**Given problem**
Without including any pictures, write out the listing below exactly.

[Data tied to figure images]
-----
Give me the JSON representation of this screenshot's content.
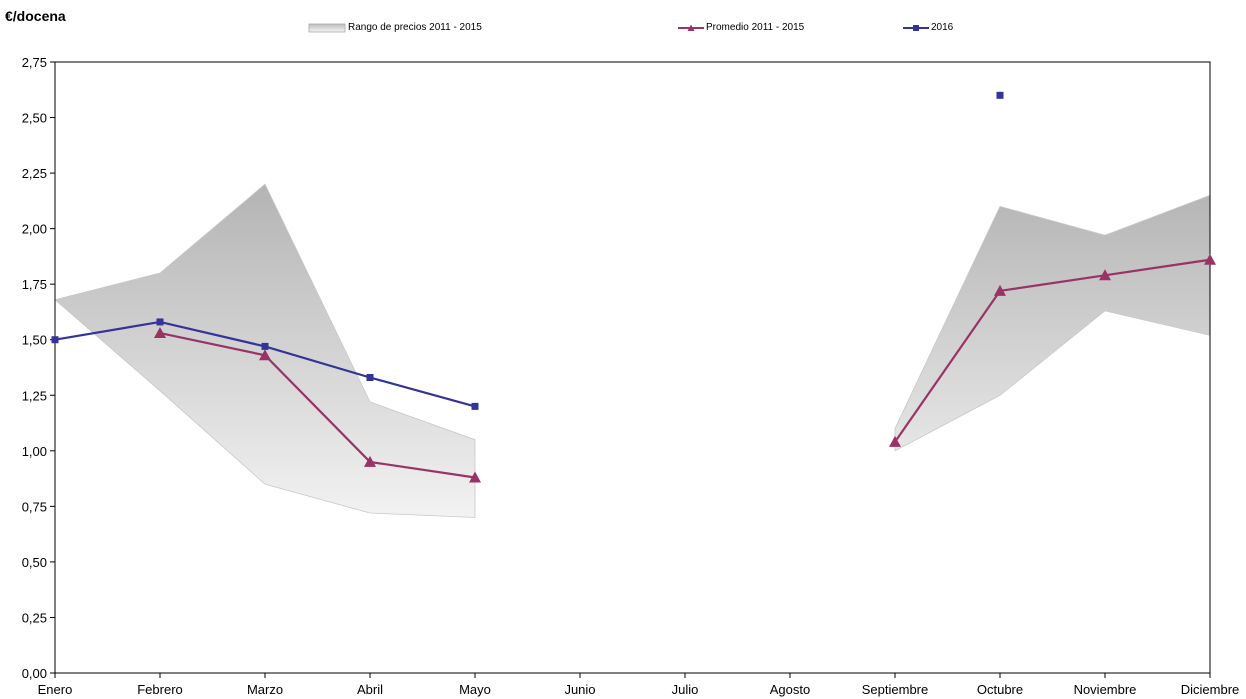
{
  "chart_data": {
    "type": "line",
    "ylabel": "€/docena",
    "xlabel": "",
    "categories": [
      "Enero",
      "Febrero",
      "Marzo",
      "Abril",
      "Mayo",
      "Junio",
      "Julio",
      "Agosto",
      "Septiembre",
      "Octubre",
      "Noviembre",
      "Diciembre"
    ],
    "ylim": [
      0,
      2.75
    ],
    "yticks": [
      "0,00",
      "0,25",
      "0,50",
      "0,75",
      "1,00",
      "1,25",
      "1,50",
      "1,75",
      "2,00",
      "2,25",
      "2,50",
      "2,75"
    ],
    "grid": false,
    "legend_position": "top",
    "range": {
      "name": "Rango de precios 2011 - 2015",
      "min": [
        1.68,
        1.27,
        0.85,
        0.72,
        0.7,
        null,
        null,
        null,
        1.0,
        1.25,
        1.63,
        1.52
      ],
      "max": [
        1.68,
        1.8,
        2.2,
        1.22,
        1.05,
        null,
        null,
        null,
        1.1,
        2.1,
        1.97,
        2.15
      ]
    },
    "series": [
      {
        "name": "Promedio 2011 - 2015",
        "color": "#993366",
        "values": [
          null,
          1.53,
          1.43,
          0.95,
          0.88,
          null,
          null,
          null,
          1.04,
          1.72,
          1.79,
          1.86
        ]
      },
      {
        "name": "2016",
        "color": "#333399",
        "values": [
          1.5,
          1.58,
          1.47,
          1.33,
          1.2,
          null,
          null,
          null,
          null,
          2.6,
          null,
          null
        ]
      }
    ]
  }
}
-----
**Response for this exercise**
Give me the JSON representation of this screenshot's content.
{
  "chart_data": {
    "type": "line",
    "ylabel": "€/docena",
    "xlabel": "",
    "categories": [
      "Enero",
      "Febrero",
      "Marzo",
      "Abril",
      "Mayo",
      "Junio",
      "Julio",
      "Agosto",
      "Septiembre",
      "Octubre",
      "Noviembre",
      "Diciembre"
    ],
    "ylim": [
      0,
      2.75
    ],
    "yticks": [
      "0,00",
      "0,25",
      "0,50",
      "0,75",
      "1,00",
      "1,25",
      "1,50",
      "1,75",
      "2,00",
      "2,25",
      "2,50",
      "2,75"
    ],
    "grid": false,
    "legend_position": "top",
    "range": {
      "name": "Rango de precios 2011 - 2015",
      "min": [
        1.68,
        1.27,
        0.85,
        0.72,
        0.7,
        null,
        null,
        null,
        1.0,
        1.25,
        1.63,
        1.52
      ],
      "max": [
        1.68,
        1.8,
        2.2,
        1.22,
        1.05,
        null,
        null,
        null,
        1.1,
        2.1,
        1.97,
        2.15
      ]
    },
    "series": [
      {
        "name": "Promedio 2011 - 2015",
        "color": "#993366",
        "values": [
          null,
          1.53,
          1.43,
          0.95,
          0.88,
          null,
          null,
          null,
          1.04,
          1.72,
          1.79,
          1.86
        ]
      },
      {
        "name": "2016",
        "color": "#333399",
        "values": [
          1.5,
          1.58,
          1.47,
          1.33,
          1.2,
          null,
          null,
          null,
          null,
          2.6,
          null,
          null
        ]
      }
    ]
  }
}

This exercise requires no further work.